[Collected data entries]
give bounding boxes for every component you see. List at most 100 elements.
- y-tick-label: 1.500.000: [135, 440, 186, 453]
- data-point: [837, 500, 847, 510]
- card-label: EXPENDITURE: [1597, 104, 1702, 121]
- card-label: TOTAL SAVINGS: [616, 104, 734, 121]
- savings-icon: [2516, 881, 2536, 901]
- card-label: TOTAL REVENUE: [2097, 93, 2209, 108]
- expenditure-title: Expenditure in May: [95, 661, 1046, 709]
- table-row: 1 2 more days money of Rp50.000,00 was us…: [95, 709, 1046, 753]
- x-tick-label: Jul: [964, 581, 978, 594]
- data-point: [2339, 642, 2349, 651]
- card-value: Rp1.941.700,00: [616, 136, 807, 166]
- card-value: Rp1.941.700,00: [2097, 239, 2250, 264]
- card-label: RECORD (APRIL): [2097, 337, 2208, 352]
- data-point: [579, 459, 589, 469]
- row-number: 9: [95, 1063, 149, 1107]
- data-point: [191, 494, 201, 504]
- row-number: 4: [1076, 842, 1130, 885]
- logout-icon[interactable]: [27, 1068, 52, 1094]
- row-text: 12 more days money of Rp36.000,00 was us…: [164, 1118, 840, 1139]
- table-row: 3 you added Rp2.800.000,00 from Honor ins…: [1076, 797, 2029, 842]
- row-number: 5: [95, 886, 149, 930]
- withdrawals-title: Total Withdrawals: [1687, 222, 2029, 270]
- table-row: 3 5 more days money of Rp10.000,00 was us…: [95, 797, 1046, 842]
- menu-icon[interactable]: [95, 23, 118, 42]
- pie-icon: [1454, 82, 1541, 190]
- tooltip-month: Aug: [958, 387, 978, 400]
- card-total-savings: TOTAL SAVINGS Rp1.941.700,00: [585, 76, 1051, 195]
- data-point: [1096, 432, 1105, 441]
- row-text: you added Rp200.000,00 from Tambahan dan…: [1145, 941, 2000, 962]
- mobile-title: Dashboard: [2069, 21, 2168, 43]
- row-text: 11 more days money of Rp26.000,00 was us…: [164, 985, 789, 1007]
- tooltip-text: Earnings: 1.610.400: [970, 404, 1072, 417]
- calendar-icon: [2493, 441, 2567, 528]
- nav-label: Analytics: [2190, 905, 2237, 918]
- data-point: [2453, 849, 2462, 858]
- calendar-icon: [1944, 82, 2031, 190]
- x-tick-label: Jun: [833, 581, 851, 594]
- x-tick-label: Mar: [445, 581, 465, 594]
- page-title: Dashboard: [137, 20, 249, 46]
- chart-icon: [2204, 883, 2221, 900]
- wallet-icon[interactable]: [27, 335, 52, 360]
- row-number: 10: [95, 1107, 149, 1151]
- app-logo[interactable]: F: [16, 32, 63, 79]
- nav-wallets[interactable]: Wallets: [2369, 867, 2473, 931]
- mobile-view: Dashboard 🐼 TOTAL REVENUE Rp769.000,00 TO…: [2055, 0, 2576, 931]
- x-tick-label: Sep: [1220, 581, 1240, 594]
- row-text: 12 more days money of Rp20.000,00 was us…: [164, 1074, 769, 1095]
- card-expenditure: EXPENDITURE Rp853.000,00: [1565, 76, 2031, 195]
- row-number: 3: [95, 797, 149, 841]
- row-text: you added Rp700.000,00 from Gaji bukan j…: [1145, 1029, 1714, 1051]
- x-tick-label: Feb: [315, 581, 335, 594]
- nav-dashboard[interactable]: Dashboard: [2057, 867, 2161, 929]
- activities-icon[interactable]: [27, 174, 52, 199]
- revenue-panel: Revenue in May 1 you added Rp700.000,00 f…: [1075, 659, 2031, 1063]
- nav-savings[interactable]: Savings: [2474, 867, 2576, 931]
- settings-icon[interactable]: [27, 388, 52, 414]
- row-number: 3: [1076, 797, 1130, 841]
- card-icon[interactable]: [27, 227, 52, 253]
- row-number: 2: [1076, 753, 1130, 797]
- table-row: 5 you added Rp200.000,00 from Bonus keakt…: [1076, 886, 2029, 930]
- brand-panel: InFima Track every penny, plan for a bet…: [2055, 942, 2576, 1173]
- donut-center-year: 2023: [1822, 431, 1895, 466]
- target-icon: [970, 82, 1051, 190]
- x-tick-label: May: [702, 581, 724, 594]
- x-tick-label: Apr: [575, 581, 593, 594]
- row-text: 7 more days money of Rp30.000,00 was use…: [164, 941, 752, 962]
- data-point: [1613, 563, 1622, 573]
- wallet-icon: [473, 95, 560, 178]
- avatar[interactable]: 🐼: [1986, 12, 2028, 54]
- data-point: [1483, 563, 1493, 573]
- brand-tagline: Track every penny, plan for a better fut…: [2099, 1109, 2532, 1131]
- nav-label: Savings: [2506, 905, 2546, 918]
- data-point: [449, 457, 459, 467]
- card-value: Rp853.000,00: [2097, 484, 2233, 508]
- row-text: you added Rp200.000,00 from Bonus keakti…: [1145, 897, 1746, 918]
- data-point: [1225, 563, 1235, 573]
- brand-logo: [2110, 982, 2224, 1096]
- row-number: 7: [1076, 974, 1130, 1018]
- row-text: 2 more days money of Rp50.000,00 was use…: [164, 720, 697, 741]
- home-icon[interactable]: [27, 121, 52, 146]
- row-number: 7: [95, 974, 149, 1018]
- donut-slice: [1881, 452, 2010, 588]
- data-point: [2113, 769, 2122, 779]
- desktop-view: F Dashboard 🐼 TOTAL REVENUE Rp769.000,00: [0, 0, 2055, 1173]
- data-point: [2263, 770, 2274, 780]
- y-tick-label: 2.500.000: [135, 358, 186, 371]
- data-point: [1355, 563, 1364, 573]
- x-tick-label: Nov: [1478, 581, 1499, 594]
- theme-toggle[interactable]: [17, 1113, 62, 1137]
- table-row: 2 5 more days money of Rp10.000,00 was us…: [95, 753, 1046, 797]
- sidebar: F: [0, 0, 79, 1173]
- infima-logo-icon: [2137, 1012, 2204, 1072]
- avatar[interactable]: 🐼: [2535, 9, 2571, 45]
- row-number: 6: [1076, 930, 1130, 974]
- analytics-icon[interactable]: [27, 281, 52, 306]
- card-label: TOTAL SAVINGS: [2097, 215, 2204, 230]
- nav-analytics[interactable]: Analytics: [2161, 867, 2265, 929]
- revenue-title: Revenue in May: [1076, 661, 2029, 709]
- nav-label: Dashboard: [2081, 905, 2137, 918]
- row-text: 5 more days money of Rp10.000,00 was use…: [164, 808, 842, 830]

* * *

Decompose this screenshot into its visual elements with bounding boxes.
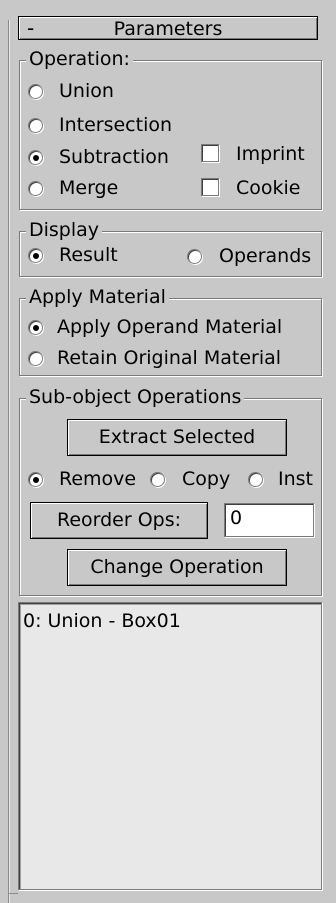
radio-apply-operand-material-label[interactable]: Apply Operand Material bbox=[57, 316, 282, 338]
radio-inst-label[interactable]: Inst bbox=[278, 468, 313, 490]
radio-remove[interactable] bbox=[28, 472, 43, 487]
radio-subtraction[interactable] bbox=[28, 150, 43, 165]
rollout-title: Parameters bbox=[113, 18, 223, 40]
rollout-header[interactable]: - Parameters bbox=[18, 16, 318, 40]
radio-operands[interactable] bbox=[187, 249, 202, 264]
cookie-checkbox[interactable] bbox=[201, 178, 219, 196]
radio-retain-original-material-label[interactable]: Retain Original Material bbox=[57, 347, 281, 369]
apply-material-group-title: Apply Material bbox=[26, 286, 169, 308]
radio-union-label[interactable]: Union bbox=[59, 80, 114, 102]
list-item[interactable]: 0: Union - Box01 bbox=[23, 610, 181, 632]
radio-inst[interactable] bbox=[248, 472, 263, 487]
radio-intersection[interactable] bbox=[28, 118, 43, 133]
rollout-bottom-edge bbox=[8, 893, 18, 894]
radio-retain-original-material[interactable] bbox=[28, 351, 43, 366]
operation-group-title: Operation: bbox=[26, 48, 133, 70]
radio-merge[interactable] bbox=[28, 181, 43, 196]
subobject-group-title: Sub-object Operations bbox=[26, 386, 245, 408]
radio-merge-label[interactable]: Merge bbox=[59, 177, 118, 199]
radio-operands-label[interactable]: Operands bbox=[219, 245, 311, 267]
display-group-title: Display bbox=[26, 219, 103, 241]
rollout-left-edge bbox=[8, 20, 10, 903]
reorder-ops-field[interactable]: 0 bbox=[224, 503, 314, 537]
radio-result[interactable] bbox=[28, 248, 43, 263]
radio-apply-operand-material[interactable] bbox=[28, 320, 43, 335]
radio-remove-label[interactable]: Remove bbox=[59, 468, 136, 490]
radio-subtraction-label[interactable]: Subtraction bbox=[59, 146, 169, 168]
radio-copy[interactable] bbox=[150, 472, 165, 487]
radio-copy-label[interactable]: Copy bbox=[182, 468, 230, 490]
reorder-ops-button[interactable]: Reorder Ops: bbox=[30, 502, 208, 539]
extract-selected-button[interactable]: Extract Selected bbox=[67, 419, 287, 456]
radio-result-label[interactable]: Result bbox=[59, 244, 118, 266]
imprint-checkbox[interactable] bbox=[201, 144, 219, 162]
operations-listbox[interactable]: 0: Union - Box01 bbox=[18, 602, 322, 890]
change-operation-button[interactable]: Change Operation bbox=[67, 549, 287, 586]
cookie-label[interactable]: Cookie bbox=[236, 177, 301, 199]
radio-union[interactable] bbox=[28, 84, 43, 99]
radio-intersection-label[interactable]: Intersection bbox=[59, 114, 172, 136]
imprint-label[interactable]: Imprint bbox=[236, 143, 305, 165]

...

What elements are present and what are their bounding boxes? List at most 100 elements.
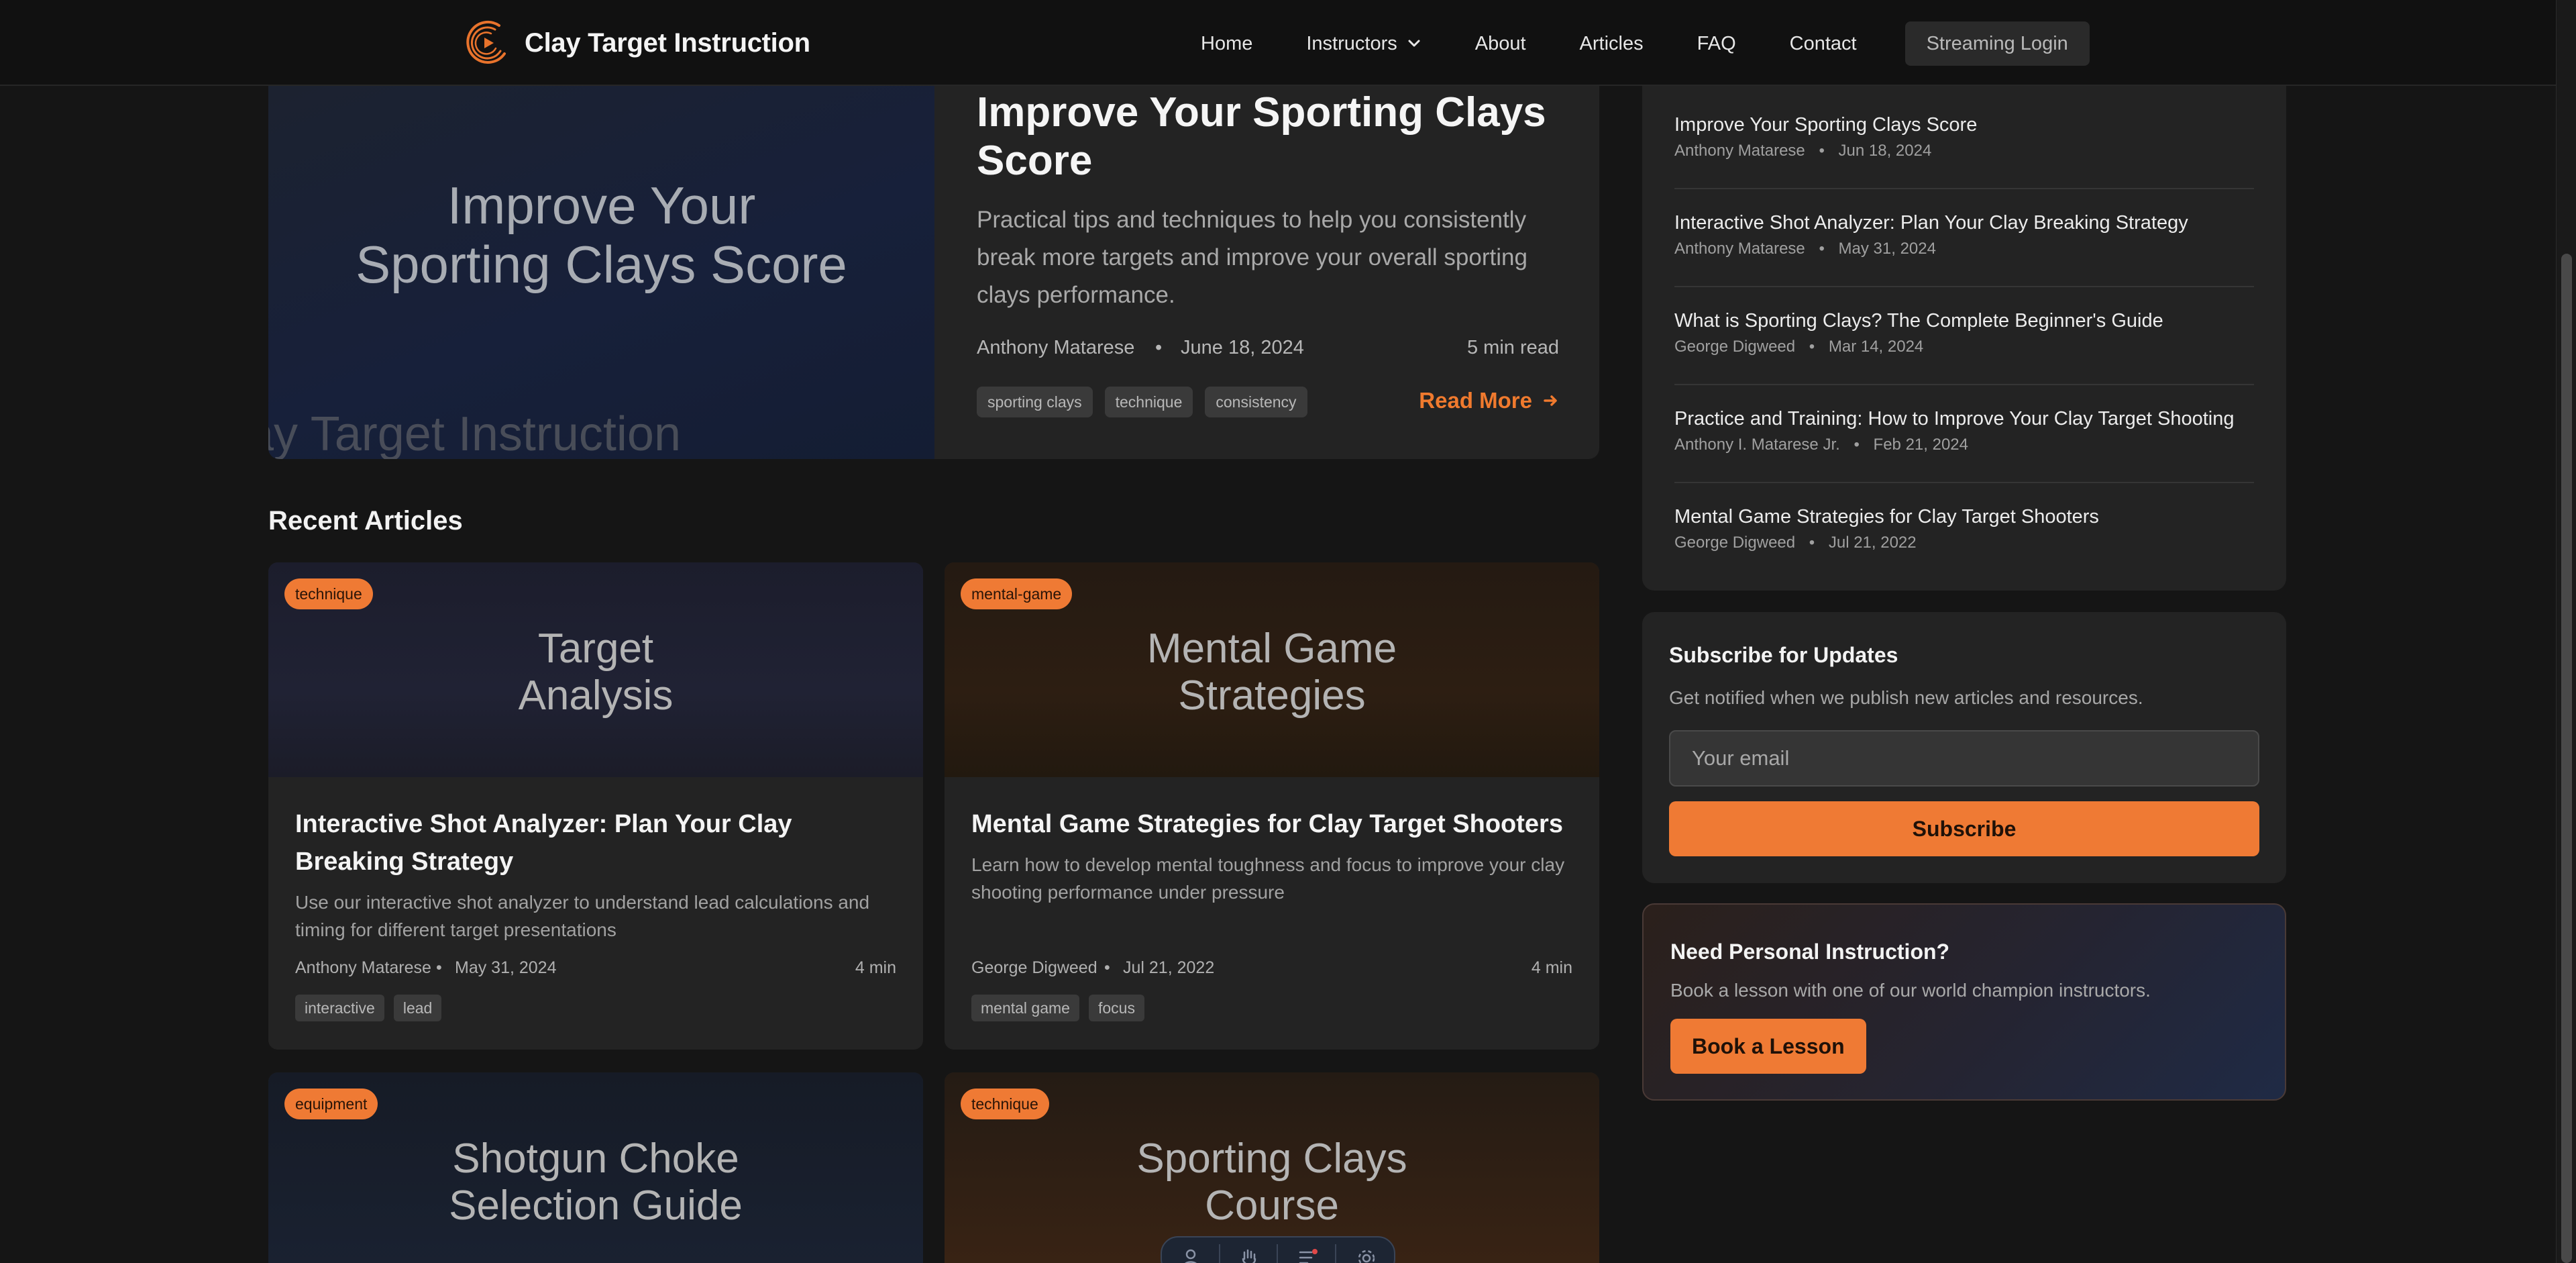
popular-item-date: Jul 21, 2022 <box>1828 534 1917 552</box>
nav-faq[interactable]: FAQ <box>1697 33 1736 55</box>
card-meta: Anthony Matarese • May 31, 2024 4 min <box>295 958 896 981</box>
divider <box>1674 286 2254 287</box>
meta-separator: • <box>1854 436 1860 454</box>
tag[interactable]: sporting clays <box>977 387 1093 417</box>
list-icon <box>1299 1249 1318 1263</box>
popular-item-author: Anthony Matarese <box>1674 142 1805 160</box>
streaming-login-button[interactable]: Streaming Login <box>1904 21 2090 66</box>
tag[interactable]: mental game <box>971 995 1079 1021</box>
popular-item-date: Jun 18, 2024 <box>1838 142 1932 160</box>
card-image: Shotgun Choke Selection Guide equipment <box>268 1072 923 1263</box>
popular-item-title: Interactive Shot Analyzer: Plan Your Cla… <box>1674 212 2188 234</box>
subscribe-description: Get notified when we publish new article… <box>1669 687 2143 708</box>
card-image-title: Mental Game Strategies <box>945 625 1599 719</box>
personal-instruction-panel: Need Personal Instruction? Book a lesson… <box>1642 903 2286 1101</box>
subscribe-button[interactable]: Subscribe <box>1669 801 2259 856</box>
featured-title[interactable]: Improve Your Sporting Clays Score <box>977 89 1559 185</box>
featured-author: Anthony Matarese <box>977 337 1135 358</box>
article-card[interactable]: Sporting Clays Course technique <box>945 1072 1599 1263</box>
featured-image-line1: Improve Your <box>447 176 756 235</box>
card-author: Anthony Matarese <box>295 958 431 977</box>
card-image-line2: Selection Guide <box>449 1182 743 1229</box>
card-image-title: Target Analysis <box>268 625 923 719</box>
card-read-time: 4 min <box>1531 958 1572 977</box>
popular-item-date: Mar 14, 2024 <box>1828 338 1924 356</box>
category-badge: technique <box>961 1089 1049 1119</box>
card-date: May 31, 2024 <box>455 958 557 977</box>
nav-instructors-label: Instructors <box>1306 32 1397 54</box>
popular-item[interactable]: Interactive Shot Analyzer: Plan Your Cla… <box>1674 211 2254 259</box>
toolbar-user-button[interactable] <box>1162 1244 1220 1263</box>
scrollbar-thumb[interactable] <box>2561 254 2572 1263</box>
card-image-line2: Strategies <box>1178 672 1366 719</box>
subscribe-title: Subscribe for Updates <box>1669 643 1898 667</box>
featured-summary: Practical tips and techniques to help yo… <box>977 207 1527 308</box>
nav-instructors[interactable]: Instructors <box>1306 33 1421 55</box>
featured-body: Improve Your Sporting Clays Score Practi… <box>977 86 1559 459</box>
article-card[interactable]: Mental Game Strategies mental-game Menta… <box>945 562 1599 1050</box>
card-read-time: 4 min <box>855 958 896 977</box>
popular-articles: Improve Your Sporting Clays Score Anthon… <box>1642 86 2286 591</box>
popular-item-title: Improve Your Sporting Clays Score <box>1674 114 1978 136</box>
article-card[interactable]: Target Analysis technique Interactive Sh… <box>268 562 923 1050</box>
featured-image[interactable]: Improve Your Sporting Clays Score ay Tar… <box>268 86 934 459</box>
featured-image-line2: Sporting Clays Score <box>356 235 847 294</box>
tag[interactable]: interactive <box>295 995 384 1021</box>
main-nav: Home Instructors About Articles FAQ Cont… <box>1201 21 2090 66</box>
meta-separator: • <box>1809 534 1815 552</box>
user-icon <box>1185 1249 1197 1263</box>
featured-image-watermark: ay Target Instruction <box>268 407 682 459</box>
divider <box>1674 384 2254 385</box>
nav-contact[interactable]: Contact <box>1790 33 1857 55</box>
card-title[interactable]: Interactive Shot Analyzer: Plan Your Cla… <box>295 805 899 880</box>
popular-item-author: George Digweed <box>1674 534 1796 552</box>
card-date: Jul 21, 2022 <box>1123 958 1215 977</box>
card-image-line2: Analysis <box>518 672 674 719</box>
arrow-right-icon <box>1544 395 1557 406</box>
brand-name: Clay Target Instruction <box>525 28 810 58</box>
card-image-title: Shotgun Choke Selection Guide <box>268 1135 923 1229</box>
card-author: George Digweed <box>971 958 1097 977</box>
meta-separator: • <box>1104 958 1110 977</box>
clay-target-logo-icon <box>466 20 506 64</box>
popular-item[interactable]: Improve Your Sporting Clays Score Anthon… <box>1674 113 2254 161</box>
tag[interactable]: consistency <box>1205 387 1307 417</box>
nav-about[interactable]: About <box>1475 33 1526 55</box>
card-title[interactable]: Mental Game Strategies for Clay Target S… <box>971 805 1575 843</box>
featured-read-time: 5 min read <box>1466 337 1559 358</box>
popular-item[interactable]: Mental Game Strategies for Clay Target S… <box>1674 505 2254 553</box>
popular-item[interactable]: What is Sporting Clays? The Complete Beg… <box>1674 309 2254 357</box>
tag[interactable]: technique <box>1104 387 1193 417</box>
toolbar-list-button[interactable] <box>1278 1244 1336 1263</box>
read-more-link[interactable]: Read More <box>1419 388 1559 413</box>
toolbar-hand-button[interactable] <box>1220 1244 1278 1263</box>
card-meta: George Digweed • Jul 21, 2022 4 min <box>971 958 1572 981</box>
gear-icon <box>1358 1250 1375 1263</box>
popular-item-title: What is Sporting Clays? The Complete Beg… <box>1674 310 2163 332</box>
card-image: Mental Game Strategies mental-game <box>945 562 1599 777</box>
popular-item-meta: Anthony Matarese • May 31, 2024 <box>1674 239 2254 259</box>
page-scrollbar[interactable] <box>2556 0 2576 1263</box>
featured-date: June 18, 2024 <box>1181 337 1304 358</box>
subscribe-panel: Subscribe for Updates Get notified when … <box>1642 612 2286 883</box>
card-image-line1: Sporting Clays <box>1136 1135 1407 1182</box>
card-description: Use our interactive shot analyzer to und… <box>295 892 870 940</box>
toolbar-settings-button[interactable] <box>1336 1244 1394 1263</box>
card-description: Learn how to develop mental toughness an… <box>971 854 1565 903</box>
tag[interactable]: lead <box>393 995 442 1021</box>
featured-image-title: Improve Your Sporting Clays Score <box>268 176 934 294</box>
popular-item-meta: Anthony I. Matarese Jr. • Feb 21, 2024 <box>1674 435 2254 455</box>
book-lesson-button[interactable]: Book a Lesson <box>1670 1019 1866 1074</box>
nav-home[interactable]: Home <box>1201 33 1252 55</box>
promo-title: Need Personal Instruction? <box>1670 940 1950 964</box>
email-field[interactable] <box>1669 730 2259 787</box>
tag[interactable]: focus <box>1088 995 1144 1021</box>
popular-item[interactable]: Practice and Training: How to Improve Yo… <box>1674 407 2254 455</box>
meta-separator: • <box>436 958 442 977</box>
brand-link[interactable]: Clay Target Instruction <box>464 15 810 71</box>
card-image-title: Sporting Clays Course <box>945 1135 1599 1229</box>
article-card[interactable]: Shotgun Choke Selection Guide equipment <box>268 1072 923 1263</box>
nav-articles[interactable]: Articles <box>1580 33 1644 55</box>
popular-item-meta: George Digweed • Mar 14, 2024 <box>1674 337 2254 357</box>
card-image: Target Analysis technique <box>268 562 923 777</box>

YOUR OBJECTIVE
Output the lines of the material exactly as they appear, starting at the line containing "give bounding boxes" and ending at the line containing "- card-label: TOTAL SAVINGS: [616, 104, 734, 121]", both included.

ANSWER TO THE TASK
give bounding boxes for every component you see. List at most 100 elements.
- y-tick-label: 1.500.000: [135, 440, 186, 453]
- data-point: [837, 500, 847, 510]
- card-label: EXPENDITURE: [1597, 104, 1702, 121]
- card-label: TOTAL SAVINGS: [616, 104, 734, 121]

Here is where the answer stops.